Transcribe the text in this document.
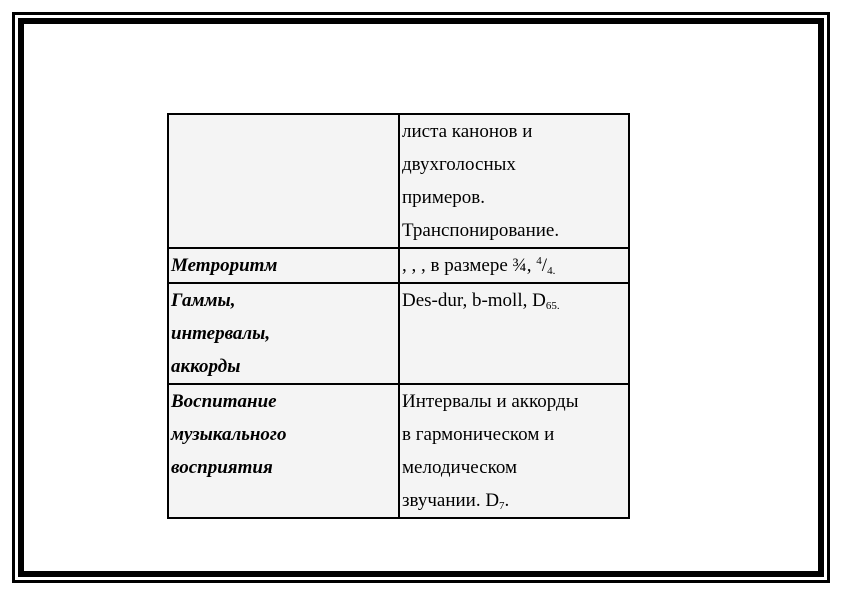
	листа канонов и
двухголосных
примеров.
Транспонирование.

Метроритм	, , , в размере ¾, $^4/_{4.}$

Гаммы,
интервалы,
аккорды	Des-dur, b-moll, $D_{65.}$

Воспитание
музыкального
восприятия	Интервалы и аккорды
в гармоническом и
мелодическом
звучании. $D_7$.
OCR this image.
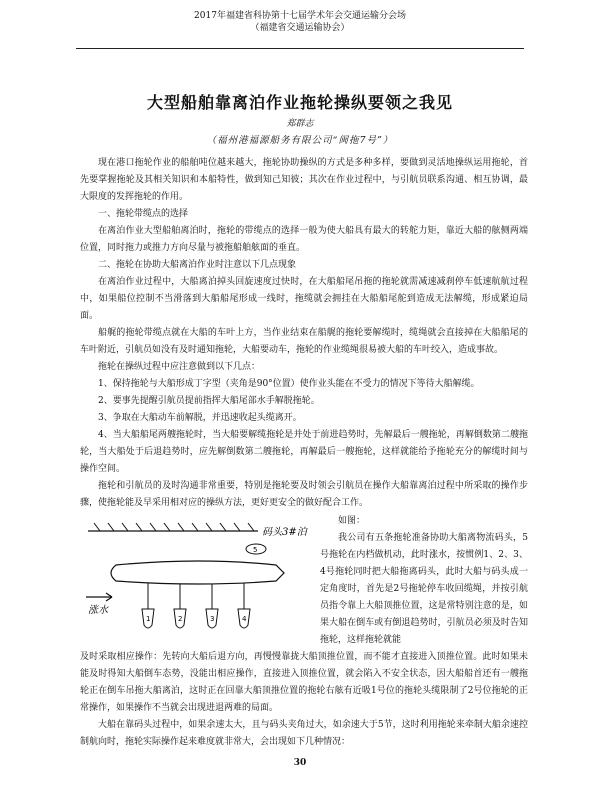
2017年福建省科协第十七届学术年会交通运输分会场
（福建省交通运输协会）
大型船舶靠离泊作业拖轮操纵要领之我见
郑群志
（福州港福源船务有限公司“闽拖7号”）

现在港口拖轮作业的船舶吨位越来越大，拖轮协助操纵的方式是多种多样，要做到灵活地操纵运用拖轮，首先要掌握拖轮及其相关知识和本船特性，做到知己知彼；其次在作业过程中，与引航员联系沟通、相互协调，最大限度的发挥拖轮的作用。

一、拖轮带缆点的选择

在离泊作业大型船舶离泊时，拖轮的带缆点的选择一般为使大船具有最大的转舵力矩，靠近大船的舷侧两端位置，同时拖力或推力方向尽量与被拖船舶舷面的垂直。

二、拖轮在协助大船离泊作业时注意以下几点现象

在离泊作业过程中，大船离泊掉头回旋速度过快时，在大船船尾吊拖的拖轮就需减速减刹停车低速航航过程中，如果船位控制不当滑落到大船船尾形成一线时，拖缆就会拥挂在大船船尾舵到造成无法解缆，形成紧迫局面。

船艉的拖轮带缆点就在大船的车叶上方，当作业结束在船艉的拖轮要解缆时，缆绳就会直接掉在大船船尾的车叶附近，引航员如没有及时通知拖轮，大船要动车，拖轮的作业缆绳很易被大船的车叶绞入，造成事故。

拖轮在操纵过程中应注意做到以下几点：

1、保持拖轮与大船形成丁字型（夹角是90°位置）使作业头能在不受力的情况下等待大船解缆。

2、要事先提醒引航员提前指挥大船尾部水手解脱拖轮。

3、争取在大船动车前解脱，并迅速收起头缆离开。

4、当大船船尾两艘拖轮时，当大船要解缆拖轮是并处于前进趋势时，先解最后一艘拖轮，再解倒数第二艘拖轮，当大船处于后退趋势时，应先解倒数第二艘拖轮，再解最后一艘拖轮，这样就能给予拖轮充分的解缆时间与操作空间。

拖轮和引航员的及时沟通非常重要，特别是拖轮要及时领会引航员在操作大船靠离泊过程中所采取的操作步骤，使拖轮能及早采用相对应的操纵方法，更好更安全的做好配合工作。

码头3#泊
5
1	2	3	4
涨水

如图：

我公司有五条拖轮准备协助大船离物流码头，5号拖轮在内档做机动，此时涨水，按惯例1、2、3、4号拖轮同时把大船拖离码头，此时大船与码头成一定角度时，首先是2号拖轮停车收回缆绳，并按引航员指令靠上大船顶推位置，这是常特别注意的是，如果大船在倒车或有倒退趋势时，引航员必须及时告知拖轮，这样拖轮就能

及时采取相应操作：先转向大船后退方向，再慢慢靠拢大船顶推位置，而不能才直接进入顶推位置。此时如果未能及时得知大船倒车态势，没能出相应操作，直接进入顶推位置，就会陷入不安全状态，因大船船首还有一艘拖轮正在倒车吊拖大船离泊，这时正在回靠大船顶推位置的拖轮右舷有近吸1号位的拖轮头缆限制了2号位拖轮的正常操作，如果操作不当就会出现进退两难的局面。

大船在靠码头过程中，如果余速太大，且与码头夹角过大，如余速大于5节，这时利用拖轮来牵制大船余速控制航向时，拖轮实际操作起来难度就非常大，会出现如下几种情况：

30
+===+
#### WHAT YOU WILL DO:
Show the lines where the word "аккорды" appears in the entries.

#### TASK RESULT:
аккорды	Des-dur, b-moll, $D_{65.}$
восприятия	Интервалы и аккорды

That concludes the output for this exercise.